Repeat the entire listing exactly.

begin

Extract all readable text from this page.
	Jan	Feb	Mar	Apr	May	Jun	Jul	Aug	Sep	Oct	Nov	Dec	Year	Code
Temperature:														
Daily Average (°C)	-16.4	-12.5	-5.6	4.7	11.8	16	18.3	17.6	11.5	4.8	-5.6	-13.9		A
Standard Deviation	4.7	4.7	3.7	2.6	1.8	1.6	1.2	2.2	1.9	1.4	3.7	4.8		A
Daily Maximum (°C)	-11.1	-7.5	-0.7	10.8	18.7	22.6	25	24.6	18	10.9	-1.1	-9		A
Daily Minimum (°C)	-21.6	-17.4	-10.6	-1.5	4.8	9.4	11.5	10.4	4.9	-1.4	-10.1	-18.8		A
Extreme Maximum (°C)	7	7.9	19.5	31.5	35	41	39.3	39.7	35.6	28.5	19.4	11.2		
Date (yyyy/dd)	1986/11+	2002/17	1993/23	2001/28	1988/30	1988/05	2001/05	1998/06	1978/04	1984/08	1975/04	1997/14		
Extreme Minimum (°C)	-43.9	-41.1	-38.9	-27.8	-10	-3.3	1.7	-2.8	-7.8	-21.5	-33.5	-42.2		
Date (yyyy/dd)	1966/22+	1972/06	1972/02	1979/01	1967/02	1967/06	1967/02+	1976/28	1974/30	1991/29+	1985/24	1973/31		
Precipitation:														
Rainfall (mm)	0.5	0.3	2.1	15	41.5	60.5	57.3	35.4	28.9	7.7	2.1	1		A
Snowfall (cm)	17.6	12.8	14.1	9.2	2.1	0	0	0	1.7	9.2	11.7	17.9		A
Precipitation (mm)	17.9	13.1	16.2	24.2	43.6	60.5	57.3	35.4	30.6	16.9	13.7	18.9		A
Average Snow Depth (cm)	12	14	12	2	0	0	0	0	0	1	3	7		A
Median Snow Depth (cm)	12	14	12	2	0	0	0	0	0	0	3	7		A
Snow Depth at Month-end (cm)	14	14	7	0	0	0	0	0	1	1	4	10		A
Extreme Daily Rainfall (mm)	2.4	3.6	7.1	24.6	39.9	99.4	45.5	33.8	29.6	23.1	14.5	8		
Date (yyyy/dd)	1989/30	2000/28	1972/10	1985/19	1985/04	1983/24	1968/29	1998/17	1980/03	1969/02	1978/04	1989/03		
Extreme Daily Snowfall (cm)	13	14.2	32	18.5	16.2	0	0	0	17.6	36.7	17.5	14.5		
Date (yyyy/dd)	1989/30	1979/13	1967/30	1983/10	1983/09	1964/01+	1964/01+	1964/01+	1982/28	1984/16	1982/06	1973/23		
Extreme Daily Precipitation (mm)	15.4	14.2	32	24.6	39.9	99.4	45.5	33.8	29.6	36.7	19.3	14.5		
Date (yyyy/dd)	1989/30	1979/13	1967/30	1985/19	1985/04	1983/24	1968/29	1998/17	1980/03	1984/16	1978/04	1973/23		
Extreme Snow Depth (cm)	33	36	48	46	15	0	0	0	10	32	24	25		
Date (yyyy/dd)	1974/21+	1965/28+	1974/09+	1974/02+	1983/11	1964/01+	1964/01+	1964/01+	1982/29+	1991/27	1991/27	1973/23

end

WRITTEN RESPONSE:
Extract all readable text from this page.
	Jan	Feb	Mar	Apr	May	Jun	Jul	Aug	Sep	Oct	Nov	Dec	Year	Code
Temperature:														
Daily Average (°C)	-16.4	-12.5	-5.6	4.7	11.8	16	18.3	17.6	11.5	4.8	-5.6	-13.9		A
Standard Deviation	4.7	4.7	3.7	2.6	1.8	1.6	1.2	2.2	1.9	1.4	3.7	4.8		A
Daily Maximum (°C)	-11.1	-7.5	-0.7	10.8	18.7	22.6	25	24.6	18	10.9	-1.1	-9		A
Daily Minimum (°C)	-21.6	-17.4	-10.6	-1.5	4.8	9.4	11.5	10.4	4.9	-1.4	-10.1	-18.8		A
Extreme Maximum (°C)	7	7.9	19.5	31.5	35	41	39.3	39.7	35.6	28.5	19.4	11.2		
Date (yyyy/dd)	1986/11+	2002/17	1993/23	2001/28	1988/30	1988/05	2001/05	1998/06	1978/04	1984/08	1975/04	1997/14		
Extreme Minimum (°C)	-43.9	-41.1	-38.9	-27.8	-10	-3.3	1.7	-2.8	-7.8	-21.5	-33.5	-42.2		
Date (yyyy/dd)	1966/22+	1972/06	1972/02	1979/01	1967/02	1967/06	1967/02+	1976/28	1974/30	1991/29+	1985/24	1973/31		
Precipitation:														
Rainfall (mm)	0.5	0.3	2.1	15	41.5	60.5	57.3	35.4	28.9	7.7	2.1	1		A
Snowfall (cm)	17.6	12.8	14.1	9.2	2.1	0	0	0	1.7	9.2	11.7	17.9		A
Precipitation (mm)	17.9	13.1	16.2	24.2	43.6	60.5	57.3	35.4	30.6	16.9	13.7	18.9		A
Average Snow Depth (cm)	12	14	12	2	0	0	0	0	0	1	3	7		A
Median Snow Depth (cm)	12	14	12	2	0	0	0	0	0	0	3	7		A
Snow Depth at Month-end (cm)	14	14	7	0	0	0	0	0	1	1	4	10		A
Extreme Daily Rainfall (mm)	2.4	3.6	7.1	24.6	39.9	99.4	45.5	33.8	29.6	23.1	14.5	8		
Date (yyyy/dd)	1989/30	2000/28	1972/10	1985/19	1985/04	1983/24	1968/29	1998/17	1980/03	1969/02	1978/04	1989/03		
Extreme Daily Snowfall (cm)	13	14.2	32	18.5	16.2	0	0	0	17.6	36.7	17.5	14.5		
Date (yyyy/dd)	1989/30	1979/13	1967/30	1983/10	1983/09	1964/01+	1964/01+	1964/01+	1982/28	1984/16	1982/06	1973/23		
Extreme Daily Precipitation (mm)	15.4	14.2	32	24.6	39.9	99.4	45.5	33.8	29.6	36.7	19.3	14.5		
Date (yyyy/dd)	1989/30	1979/13	1967/30	1985/19	1985/04	1983/24	1968/29	1998/17	1980/03	1984/16	1978/04	1973/23		
Extreme Snow Depth (cm)	33	36	48	46	15	0	0	0	10	32	24	25		
Date (yyyy/dd)	1974/21+	1965/28+	1974/09+	1974/02+	1983/11	1964/01+	1964/01+	1964/01+	1982/29+	1991/27	1991/27	1973/23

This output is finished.